Count the lines below that contain the string "title", matching case exactly. Reply with the number alone.

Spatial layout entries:
■ ■ ■

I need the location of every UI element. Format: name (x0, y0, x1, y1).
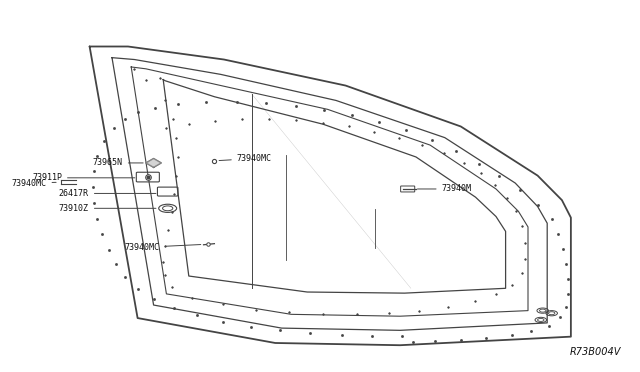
Text: 73965N: 73965N (93, 158, 143, 167)
Text: 73940MC: 73940MC (125, 243, 201, 252)
Text: 73911P: 73911P (32, 173, 135, 182)
Polygon shape (146, 158, 161, 167)
Text: R73B004V: R73B004V (570, 347, 621, 356)
Text: 73940M: 73940M (417, 185, 472, 193)
Text: 26417R: 26417R (59, 189, 156, 198)
Text: 73910Z: 73910Z (59, 204, 156, 213)
Text: 73940MC: 73940MC (12, 179, 56, 187)
Text: 73940MC: 73940MC (219, 154, 272, 163)
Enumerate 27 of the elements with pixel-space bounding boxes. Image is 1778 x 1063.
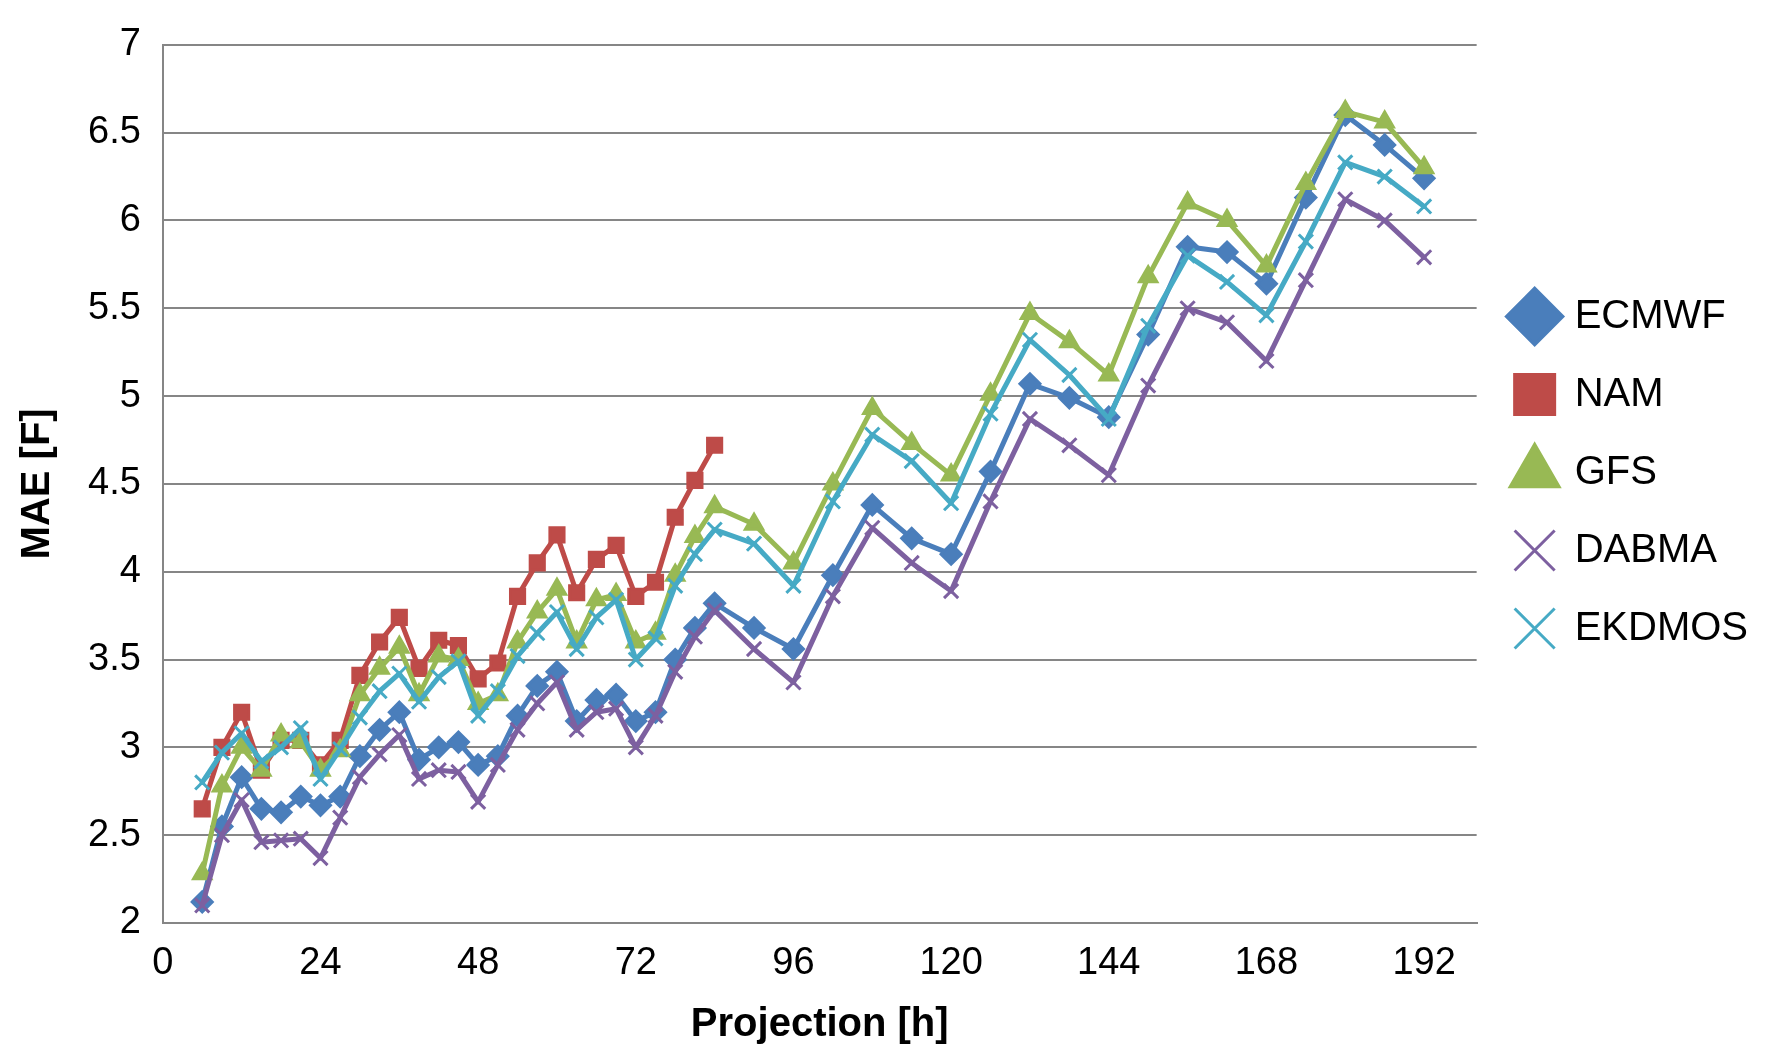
x-tick-label: 48: [457, 940, 500, 983]
x-tick-label: 0: [152, 940, 174, 983]
y-tick-label: 3.5: [88, 636, 141, 679]
legend-label: NAM: [1574, 369, 1664, 414]
x-tick-label: 72: [614, 940, 657, 983]
legend-label: EKDMOS: [1574, 603, 1748, 648]
y-tick-label: 6: [119, 196, 141, 239]
y-tick-label: 6.5: [88, 109, 141, 152]
x-axis-title: Projection [h]: [690, 1000, 949, 1045]
y-tick-label: 2.5: [88, 811, 141, 854]
y-tick-label: 3: [119, 723, 141, 766]
x-tick-label: 192: [1392, 940, 1456, 983]
y-tick-label: 7: [119, 21, 141, 64]
x-tick-label: 96: [772, 940, 815, 983]
y-tick-label: 5.5: [88, 284, 141, 327]
y-tick-label: 5: [119, 372, 141, 415]
y-axis-title: MAE [F]: [13, 408, 58, 560]
y-tick-label: 4: [119, 548, 141, 591]
x-tick-label: 120: [919, 940, 983, 983]
x-tick-label: 144: [1077, 940, 1141, 983]
legend-label: ECMWF: [1574, 291, 1726, 336]
x-tick-label: 24: [299, 940, 342, 983]
legend-label: DABMA: [1574, 525, 1718, 570]
y-tick-label: 2: [119, 899, 141, 942]
x-tick-label: 168: [1234, 940, 1299, 983]
y-tick-label: 4.5: [88, 460, 141, 503]
legend-label: GFS: [1574, 447, 1657, 492]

■ ■ ■

— ANSWER TO THIS TASK —
2